* **Work to be completed**: Will you output the entries below exactly, skipping every image they contain?

— START —

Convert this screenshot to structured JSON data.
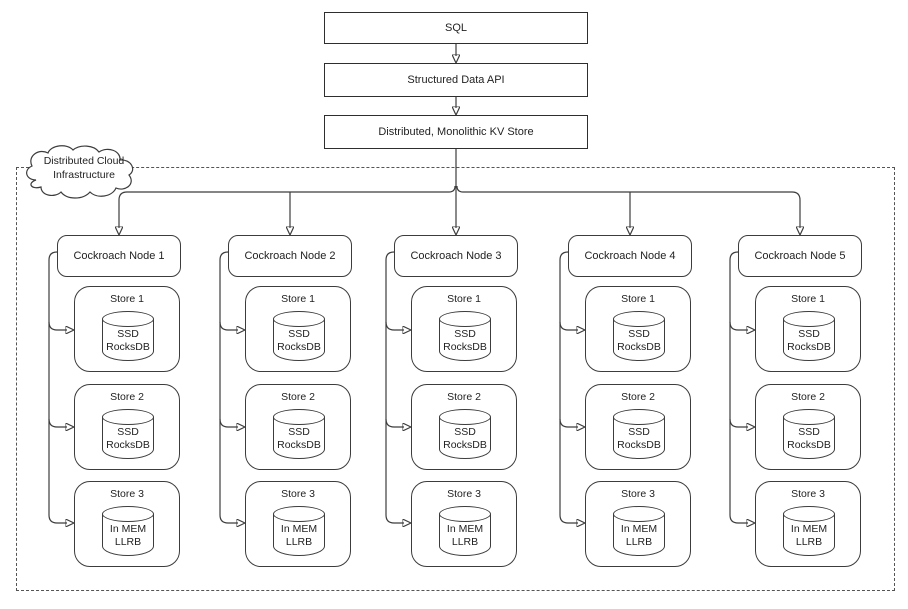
{
  "colors": {
    "stroke": "#3c3c3c",
    "background": "#ffffff"
  },
  "pipeline": [
    {
      "label": "SQL"
    },
    {
      "label": "Structured Data API"
    },
    {
      "label": "Distributed, Monolithic KV Store"
    }
  ],
  "cloud": {
    "line1": "Distributed Cloud",
    "line2": "Infrastructure"
  },
  "nodes": [
    {
      "label": "Cockroach Node 1",
      "stores": [
        {
          "title": "Store 1",
          "db": [
            "SSD",
            "RocksDB"
          ]
        },
        {
          "title": "Store 2",
          "db": [
            "SSD",
            "RocksDB"
          ]
        },
        {
          "title": "Store 3",
          "db": [
            "In MEM",
            "LLRB"
          ]
        }
      ]
    },
    {
      "label": "Cockroach Node 2",
      "stores": [
        {
          "title": "Store 1",
          "db": [
            "SSD",
            "RocksDB"
          ]
        },
        {
          "title": "Store 2",
          "db": [
            "SSD",
            "RocksDB"
          ]
        },
        {
          "title": "Store 3",
          "db": [
            "In MEM",
            "LLRB"
          ]
        }
      ]
    },
    {
      "label": "Cockroach Node 3",
      "stores": [
        {
          "title": "Store 1",
          "db": [
            "SSD",
            "RocksDB"
          ]
        },
        {
          "title": "Store 2",
          "db": [
            "SSD",
            "RocksDB"
          ]
        },
        {
          "title": "Store 3",
          "db": [
            "In MEM",
            "LLRB"
          ]
        }
      ]
    },
    {
      "label": "Cockroach Node 4",
      "stores": [
        {
          "title": "Store 1",
          "db": [
            "SSD",
            "RocksDB"
          ]
        },
        {
          "title": "Store 2",
          "db": [
            "SSD",
            "RocksDB"
          ]
        },
        {
          "title": "Store 3",
          "db": [
            "In MEM",
            "LLRB"
          ]
        }
      ]
    },
    {
      "label": "Cockroach Node 5",
      "stores": [
        {
          "title": "Store 1",
          "db": [
            "SSD",
            "RocksDB"
          ]
        },
        {
          "title": "Store 2",
          "db": [
            "SSD",
            "RocksDB"
          ]
        },
        {
          "title": "Store 3",
          "db": [
            "In MEM",
            "LLRB"
          ]
        }
      ]
    }
  ]
}
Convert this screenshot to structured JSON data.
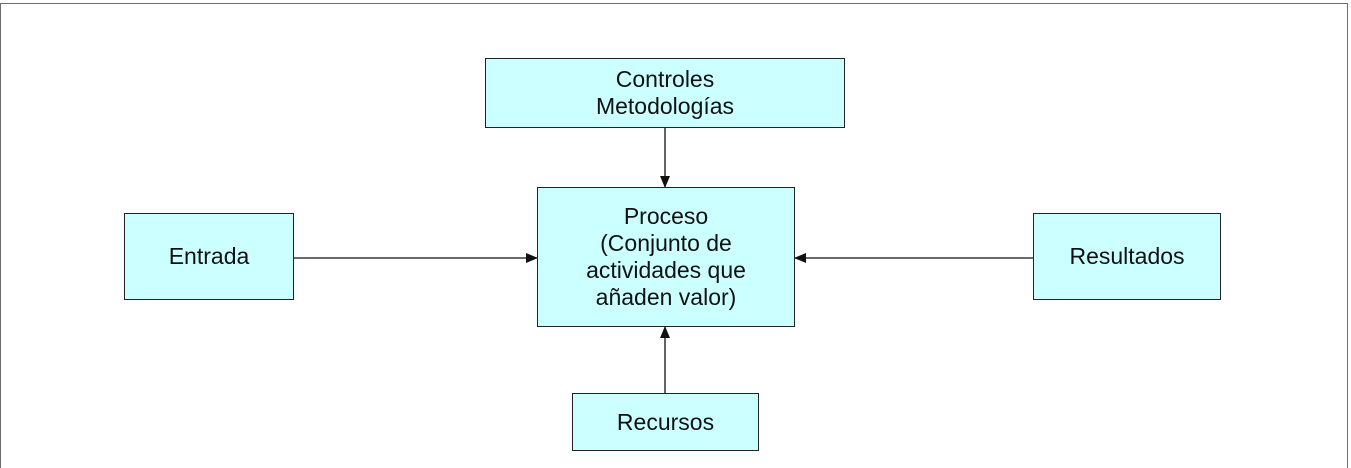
{
  "diagram": {
    "nodes": {
      "controles": {
        "lines": [
          "Controles",
          "Metodologías"
        ]
      },
      "proceso": {
        "lines": [
          "Proceso",
          "(Conjunto de",
          "actividades que",
          "añaden valor)"
        ]
      },
      "entrada": {
        "label": "Entrada"
      },
      "resultados": {
        "label": "Resultados"
      },
      "recursos": {
        "label": "Recursos"
      }
    },
    "edges": [
      {
        "from": "controles",
        "to": "proceso"
      },
      {
        "from": "entrada",
        "to": "proceso"
      },
      {
        "from": "resultados",
        "to": "proceso"
      },
      {
        "from": "recursos",
        "to": "proceso"
      }
    ],
    "colors": {
      "box_fill": "#ccffff",
      "box_border": "#222222",
      "arrow": "#111111",
      "frame": "#6b6b6b"
    }
  }
}
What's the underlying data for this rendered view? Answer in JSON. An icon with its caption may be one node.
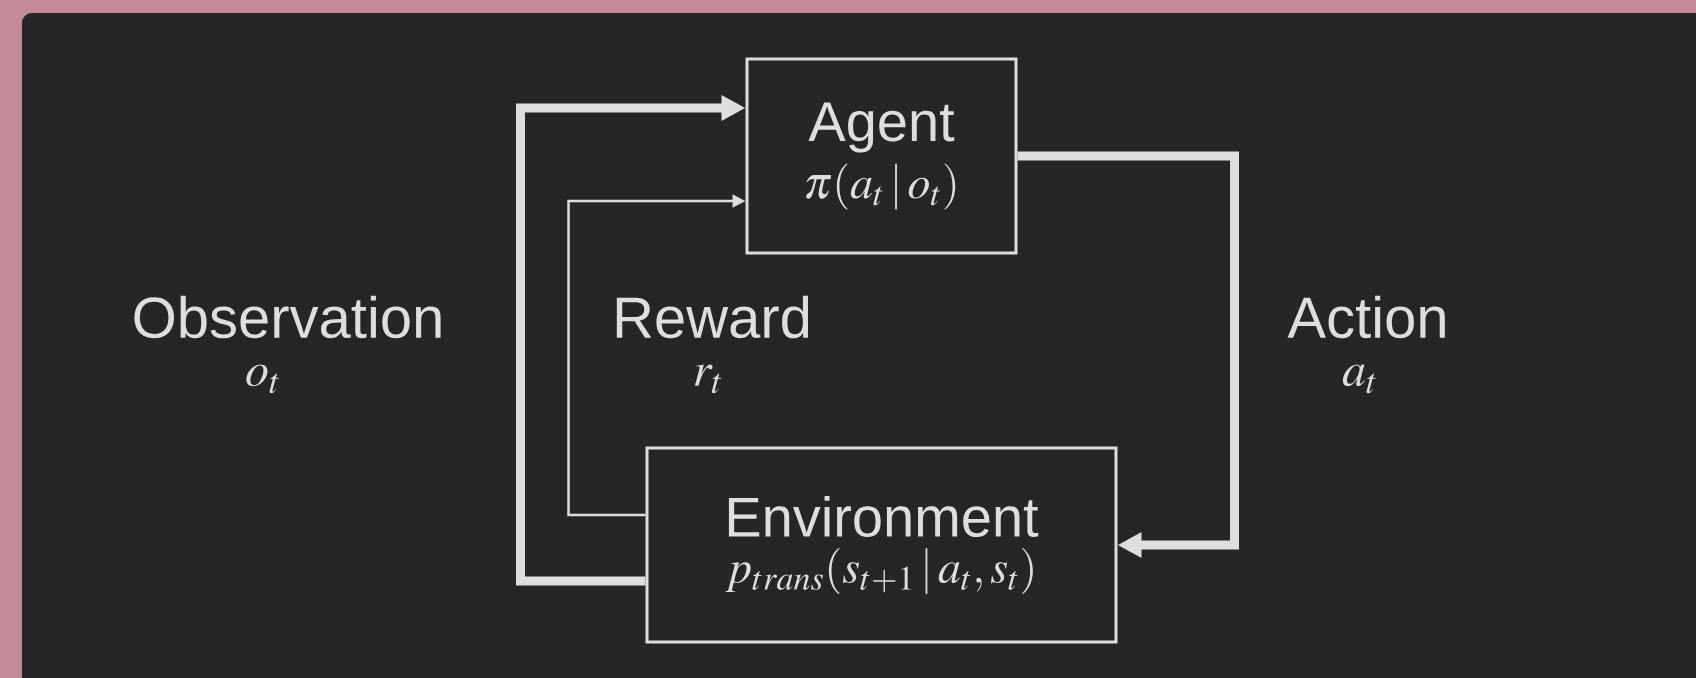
{
  "diagram": {
    "nodes": [
      {
        "text": [
          "Agent",
          "\\pi(a_t\\,|\\,o_t)"
        ]
      },
      {
        "text": [
          "Environment",
          "p_{trans}(s_{t+1}\\,|\\,a_t, s_t)"
        ]
      }
    ],
    "edges": [
      {
        "from": 1,
        "to": 0,
        "arrow": "to",
        "label": "Observation"
      },
      {
        "from": 1,
        "to": 0,
        "arrow": "to",
        "label": "Reward"
      },
      {
        "from": 0,
        "to": 1,
        "arrow": "to",
        "label": "Action"
      }
    ],
    "labels": [
      "o_t",
      "r_t",
      "a_t"
    ]
  }
}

— END —

* **Task output**:
Convert this screenshot to structured JSON data.
{
  "colors": {
    "stroke": "#3c3c3c",
    "background": "#ffffff"
  },
  "pipeline": [
    {
      "label": "SQL"
    },
    {
      "label": "Structured Data API"
    },
    {
      "label": "Distributed, Monolithic KV Store"
    }
  ],
  "cloud": {
    "line1": "Distributed Cloud",
    "line2": "Infrastructure"
  },
  "nodes": [
    {
      "label": "Cockroach Node 1",
      "stores": [
        {
          "title": "Store 1",
          "db": [
            "SSD",
            "RocksDB"
          ]
        },
        {
          "title": "Store 2",
          "db": [
            "SSD",
            "RocksDB"
          ]
        },
        {
          "title": "Store 3",
          "db": [
            "In MEM",
            "LLRB"
          ]
        }
      ]
    },
    {
      "label": "Cockroach Node 2",
      "stores": [
        {
          "title": "Store 1",
          "db": [
            "SSD",
            "RocksDB"
          ]
        },
        {
          "title": "Store 2",
          "db": [
            "SSD",
            "RocksDB"
          ]
        },
        {
          "title": "Store 3",
          "db": [
            "In MEM",
            "LLRB"
          ]
        }
      ]
    },
    {
      "label": "Cockroach Node 3",
      "stores": [
        {
          "title": "Store 1",
          "db": [
            "SSD",
            "RocksDB"
          ]
        },
        {
          "title": "Store 2",
          "db": [
            "SSD",
            "RocksDB"
          ]
        },
        {
          "title": "Store 3",
          "db": [
            "In MEM",
            "LLRB"
          ]
        }
      ]
    },
    {
      "label": "Cockroach Node 4",
      "stores": [
        {
          "title": "Store 1",
          "db": [
            "SSD",
            "RocksDB"
          ]
        },
        {
          "title": "Store 2",
          "db": [
            "SSD",
            "RocksDB"
          ]
        },
        {
          "title": "Store 3",
          "db": [
            "In MEM",
            "LLRB"
          ]
        }
      ]
    },
    {
      "label": "Cockroach Node 5",
      "stores": [
        {
          "title": "Store 1",
          "db": [
            "SSD",
            "RocksDB"
          ]
        },
        {
          "title": "Store 2",
          "db": [
            "SSD",
            "RocksDB"
          ]
        },
        {
          "title": "Store 3",
          "db": [
            "In MEM",
            "LLRB"
          ]
        }
      ]
    }
  ]
}
Convert this screenshot to structured JSON data.
{
  "diagram": {
    "nodes": {
      "controles": {
        "lines": [
          "Controles",
          "Metodologías"
        ]
      },
      "proceso": {
        "lines": [
          "Proceso",
          "(Conjunto de",
          "actividades que",
          "añaden valor)"
        ]
      },
      "entrada": {
        "label": "Entrada"
      },
      "resultados": {
        "label": "Resultados"
      },
      "recursos": {
        "label": "Recursos"
      }
    },
    "edges": [
      {
        "from": "controles",
        "to": "proceso"
      },
      {
        "from": "entrada",
        "to": "proceso"
      },
      {
        "from": "resultados",
        "to": "proceso"
      },
      {
        "from": "recursos",
        "to": "proceso"
      }
    ],
    "colors": {
      "box_fill": "#ccffff",
      "box_border": "#222222",
      "arrow": "#111111",
      "frame": "#6b6b6b"
    }
  }
}
What's the underlying data for this rendered view? Answer in JSON. An icon with its caption may be one node.
{
  "diagram": {
    "nodes": [
      {
        "text": [
          "Agent",
          "\\pi(a_t\\,|\\,o_t)"
        ]
      },
      {
        "text": [
          "Environment",
          "p_{trans}(s_{t+1}\\,|\\,a_t, s_t)"
        ]
      }
    ],
    "edges": [
      {
        "from": 1,
        "to": 0,
        "arrow": "to",
        "label": "Observation"
      },
      {
        "from": 1,
        "to": 0,
        "arrow": "to",
        "label": "Reward"
      },
      {
        "from": 0,
        "to": 1,
        "arrow": "to",
        "label": "Action"
      }
    ],
    "labels": [
      "o_t",
      "r_t",
      "a_t"
    ]
  }
}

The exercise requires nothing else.